Goal of the exercise: Copy out exactly every line from the line containing "OCR this image." until the records below end, inclusive of both boundary lines.

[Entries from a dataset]
**********
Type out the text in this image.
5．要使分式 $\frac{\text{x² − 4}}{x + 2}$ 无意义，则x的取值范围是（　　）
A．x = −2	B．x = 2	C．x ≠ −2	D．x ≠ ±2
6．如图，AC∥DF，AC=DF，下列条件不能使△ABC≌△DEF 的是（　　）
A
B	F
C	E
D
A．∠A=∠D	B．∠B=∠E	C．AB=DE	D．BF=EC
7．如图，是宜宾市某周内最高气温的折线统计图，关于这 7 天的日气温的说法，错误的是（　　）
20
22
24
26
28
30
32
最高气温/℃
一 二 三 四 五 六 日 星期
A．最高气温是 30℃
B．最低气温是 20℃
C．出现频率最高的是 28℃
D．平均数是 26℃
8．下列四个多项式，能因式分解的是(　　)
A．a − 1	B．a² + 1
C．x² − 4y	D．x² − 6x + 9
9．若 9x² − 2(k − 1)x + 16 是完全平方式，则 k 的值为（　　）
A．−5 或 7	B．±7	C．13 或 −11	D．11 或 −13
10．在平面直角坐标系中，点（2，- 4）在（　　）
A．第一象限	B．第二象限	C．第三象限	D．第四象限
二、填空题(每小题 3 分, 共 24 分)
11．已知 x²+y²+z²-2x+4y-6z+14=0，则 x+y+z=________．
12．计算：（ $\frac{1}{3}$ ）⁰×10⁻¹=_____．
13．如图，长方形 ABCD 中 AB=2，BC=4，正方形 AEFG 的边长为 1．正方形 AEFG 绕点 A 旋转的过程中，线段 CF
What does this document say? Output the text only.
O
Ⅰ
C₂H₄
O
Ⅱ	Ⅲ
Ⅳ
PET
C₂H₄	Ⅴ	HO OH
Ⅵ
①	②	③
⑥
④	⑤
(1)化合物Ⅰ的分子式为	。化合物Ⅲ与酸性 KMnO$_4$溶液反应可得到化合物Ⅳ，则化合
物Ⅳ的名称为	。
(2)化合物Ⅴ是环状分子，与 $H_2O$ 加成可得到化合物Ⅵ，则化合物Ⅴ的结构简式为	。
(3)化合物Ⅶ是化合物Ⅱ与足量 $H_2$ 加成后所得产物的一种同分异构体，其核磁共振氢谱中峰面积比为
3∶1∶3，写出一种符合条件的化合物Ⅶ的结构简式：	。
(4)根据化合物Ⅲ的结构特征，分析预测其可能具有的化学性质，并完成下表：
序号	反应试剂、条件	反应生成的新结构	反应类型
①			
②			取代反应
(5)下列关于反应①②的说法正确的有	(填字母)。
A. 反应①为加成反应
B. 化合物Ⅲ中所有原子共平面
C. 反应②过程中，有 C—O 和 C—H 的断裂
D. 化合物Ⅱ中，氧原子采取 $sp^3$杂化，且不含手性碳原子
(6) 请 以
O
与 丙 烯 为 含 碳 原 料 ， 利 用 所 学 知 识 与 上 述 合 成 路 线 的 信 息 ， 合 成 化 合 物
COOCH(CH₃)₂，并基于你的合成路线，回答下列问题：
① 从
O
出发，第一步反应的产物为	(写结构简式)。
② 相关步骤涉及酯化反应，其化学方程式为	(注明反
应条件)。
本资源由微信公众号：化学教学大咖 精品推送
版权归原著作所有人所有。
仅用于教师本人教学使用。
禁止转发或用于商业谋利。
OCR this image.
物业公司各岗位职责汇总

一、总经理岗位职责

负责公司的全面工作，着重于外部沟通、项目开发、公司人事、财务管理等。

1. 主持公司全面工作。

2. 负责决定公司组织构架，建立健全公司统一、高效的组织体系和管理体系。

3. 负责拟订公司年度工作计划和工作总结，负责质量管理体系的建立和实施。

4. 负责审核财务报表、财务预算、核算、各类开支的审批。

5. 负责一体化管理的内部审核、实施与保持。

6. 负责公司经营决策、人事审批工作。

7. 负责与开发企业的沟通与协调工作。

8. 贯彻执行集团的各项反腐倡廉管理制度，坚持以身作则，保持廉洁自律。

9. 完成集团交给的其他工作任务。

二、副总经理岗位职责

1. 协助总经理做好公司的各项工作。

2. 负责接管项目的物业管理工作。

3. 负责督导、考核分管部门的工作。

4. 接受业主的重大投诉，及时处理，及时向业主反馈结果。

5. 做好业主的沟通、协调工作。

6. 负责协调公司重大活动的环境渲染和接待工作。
**********
Output for this exercise:
OCR this image.
物业公司各岗位职责汇总

一、总经理岗位职责

负责公司的全面工作，着重于外部沟通、项目开发、公司人事、财务管理等。

1. 主持公司全面工作。

2. 负责决定公司组织构架，建立健全公司统一、高效的组织体系和管理体系。

3. 负责拟订公司年度工作计划和工作总结，负责质量管理体系的建立和实施。

4. 负责审核财务报表、财务预算、核算、各类开支的审批。

5. 负责一体化管理的内部审核、实施与保持。

6. 负责公司经营决策、人事审批工作。

7. 负责与开发企业的沟通与协调工作。

8. 贯彻执行集团的各项反腐倡廉管理制度，坚持以身作则，保持廉洁自律。

9. 完成集团交给的其他工作任务。

二、副总经理岗位职责

1. 协助总经理做好公司的各项工作。

2. 负责接管项目的物业管理工作。

3. 负责督导、考核分管部门的工作。

4. 接受业主的重大投诉，及时处理，及时向业主反馈结果。

5. 做好业主的沟通、协调工作。

6. 负责协调公司重大活动的环境渲染和接待工作。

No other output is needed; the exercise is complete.